## TASK STATEMENT
Reproduce all of the data exactly.
*** RECORD LIST
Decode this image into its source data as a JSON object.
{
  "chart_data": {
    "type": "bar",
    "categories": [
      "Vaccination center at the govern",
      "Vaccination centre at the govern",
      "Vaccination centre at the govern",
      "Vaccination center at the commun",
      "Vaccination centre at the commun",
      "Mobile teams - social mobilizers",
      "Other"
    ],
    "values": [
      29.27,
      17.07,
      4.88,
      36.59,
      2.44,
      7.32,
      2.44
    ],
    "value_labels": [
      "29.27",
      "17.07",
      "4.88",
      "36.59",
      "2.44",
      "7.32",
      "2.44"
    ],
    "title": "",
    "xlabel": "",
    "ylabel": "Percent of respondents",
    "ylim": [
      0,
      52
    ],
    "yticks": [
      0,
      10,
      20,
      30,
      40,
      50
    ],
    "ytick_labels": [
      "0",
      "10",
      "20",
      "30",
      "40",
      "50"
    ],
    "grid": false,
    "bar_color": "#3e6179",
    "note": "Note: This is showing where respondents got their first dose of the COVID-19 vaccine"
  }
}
******
## COMPLETE OUTPUT
Decode this image into its source data as a JSON object.
{
  "chart_data": {
    "type": "bar",
    "categories": [
      "Vaccination center at the govern",
      "Vaccination centre at the govern",
      "Vaccination centre at the govern",
      "Vaccination center at the commun",
      "Vaccination centre at the commun",
      "Mobile teams - social mobilizers",
      "Other"
    ],
    "values": [
      29.27,
      17.07,
      4.88,
      36.59,
      2.44,
      7.32,
      2.44
    ],
    "value_labels": [
      "29.27",
      "17.07",
      "4.88",
      "36.59",
      "2.44",
      "7.32",
      "2.44"
    ],
    "title": "",
    "xlabel": "",
    "ylabel": "Percent of respondents",
    "ylim": [
      0,
      52
    ],
    "yticks": [
      0,
      10,
      20,
      30,
      40,
      50
    ],
    "ytick_labels": [
      "0",
      "10",
      "20",
      "30",
      "40",
      "50"
    ],
    "grid": false,
    "bar_color": "#3e6179",
    "note": "Note: This is showing where respondents got their first dose of the COVID-19 vaccine"
  }
}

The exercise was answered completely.